Brief:
Copy the lines that follow, keeping every character the same.

Data entries:
#####

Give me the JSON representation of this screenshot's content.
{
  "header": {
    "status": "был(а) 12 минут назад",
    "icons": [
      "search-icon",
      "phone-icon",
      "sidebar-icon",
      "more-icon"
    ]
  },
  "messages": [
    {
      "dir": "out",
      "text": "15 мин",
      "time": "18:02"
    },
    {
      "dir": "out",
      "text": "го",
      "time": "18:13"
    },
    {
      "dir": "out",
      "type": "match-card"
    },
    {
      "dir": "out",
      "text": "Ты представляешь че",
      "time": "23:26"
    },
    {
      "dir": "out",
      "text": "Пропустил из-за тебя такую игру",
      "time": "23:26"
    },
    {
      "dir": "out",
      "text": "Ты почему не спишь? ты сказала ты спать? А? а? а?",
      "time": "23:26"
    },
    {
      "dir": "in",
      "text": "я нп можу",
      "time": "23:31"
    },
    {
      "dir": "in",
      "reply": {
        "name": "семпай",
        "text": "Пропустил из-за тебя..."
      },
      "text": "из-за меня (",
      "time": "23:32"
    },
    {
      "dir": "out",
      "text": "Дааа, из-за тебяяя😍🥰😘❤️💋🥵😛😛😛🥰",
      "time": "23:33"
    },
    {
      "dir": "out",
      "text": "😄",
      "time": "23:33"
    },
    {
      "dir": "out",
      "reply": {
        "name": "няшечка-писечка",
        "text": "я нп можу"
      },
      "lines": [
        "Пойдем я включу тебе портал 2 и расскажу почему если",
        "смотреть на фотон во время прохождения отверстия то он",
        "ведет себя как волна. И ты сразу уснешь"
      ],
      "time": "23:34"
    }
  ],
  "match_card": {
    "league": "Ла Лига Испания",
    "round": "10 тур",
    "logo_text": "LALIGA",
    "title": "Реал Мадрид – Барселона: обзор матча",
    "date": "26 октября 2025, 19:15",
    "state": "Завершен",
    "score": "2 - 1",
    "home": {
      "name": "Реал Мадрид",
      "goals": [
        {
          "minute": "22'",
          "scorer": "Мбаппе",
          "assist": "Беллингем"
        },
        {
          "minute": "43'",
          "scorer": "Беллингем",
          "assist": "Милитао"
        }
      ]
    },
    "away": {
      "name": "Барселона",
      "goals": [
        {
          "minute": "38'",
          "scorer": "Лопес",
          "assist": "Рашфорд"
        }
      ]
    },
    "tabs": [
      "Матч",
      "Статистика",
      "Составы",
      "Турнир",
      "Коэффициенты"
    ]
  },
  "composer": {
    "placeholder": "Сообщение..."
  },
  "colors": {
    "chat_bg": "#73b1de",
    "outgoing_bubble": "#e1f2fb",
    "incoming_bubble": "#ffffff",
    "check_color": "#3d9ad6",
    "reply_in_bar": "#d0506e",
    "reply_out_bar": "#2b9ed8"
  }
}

#####

Solved exercise:
Give me the JSON representation of this screenshot's content.
{
  "header": {
    "status": "был(а) 12 минут назад",
    "icons": [
      "search-icon",
      "phone-icon",
      "sidebar-icon",
      "more-icon"
    ]
  },
  "messages": [
    {
      "dir": "out",
      "text": "15 мин",
      "time": "18:02"
    },
    {
      "dir": "out",
      "text": "го",
      "time": "18:13"
    },
    {
      "dir": "out",
      "type": "match-card"
    },
    {
      "dir": "out",
      "text": "Ты представляешь че",
      "time": "23:26"
    },
    {
      "dir": "out",
      "text": "Пропустил из-за тебя такую игру",
      "time": "23:26"
    },
    {
      "dir": "out",
      "text": "Ты почему не спишь? ты сказала ты спать? А? а? а?",
      "time": "23:26"
    },
    {
      "dir": "in",
      "text": "я нп можу",
      "time": "23:31"
    },
    {
      "dir": "in",
      "reply": {
        "name": "семпай",
        "text": "Пропустил из-за тебя..."
      },
      "text": "из-за меня (",
      "time": "23:32"
    },
    {
      "dir": "out",
      "text": "Дааа, из-за тебяяя😍🥰😘❤️💋🥵😛😛😛🥰",
      "time": "23:33"
    },
    {
      "dir": "out",
      "text": "😄",
      "time": "23:33"
    },
    {
      "dir": "out",
      "reply": {
        "name": "няшечка-писечка",
        "text": "я нп можу"
      },
      "lines": [
        "Пойдем я включу тебе портал 2 и расскажу почему если",
        "смотреть на фотон во время прохождения отверстия то он",
        "ведет себя как волна. И ты сразу уснешь"
      ],
      "time": "23:34"
    }
  ],
  "match_card": {
    "league": "Ла Лига Испания",
    "round": "10 тур",
    "logo_text": "LALIGA",
    "title": "Реал Мадрид – Барселона: обзор матча",
    "date": "26 октября 2025, 19:15",
    "state": "Завершен",
    "score": "2 - 1",
    "home": {
      "name": "Реал Мадрид",
      "goals": [
        {
          "minute": "22'",
          "scorer": "Мбаппе",
          "assist": "Беллингем"
        },
        {
          "minute": "43'",
          "scorer": "Беллингем",
          "assist": "Милитао"
        }
      ]
    },
    "away": {
      "name": "Барселона",
      "goals": [
        {
          "minute": "38'",
          "scorer": "Лопес",
          "assist": "Рашфорд"
        }
      ]
    },
    "tabs": [
      "Матч",
      "Статистика",
      "Составы",
      "Турнир",
      "Коэффициенты"
    ]
  },
  "composer": {
    "placeholder": "Сообщение..."
  },
  "colors": {
    "chat_bg": "#73b1de",
    "outgoing_bubble": "#e1f2fb",
    "incoming_bubble": "#ffffff",
    "check_color": "#3d9ad6",
    "reply_in_bar": "#d0506e",
    "reply_out_bar": "#2b9ed8"
  }
}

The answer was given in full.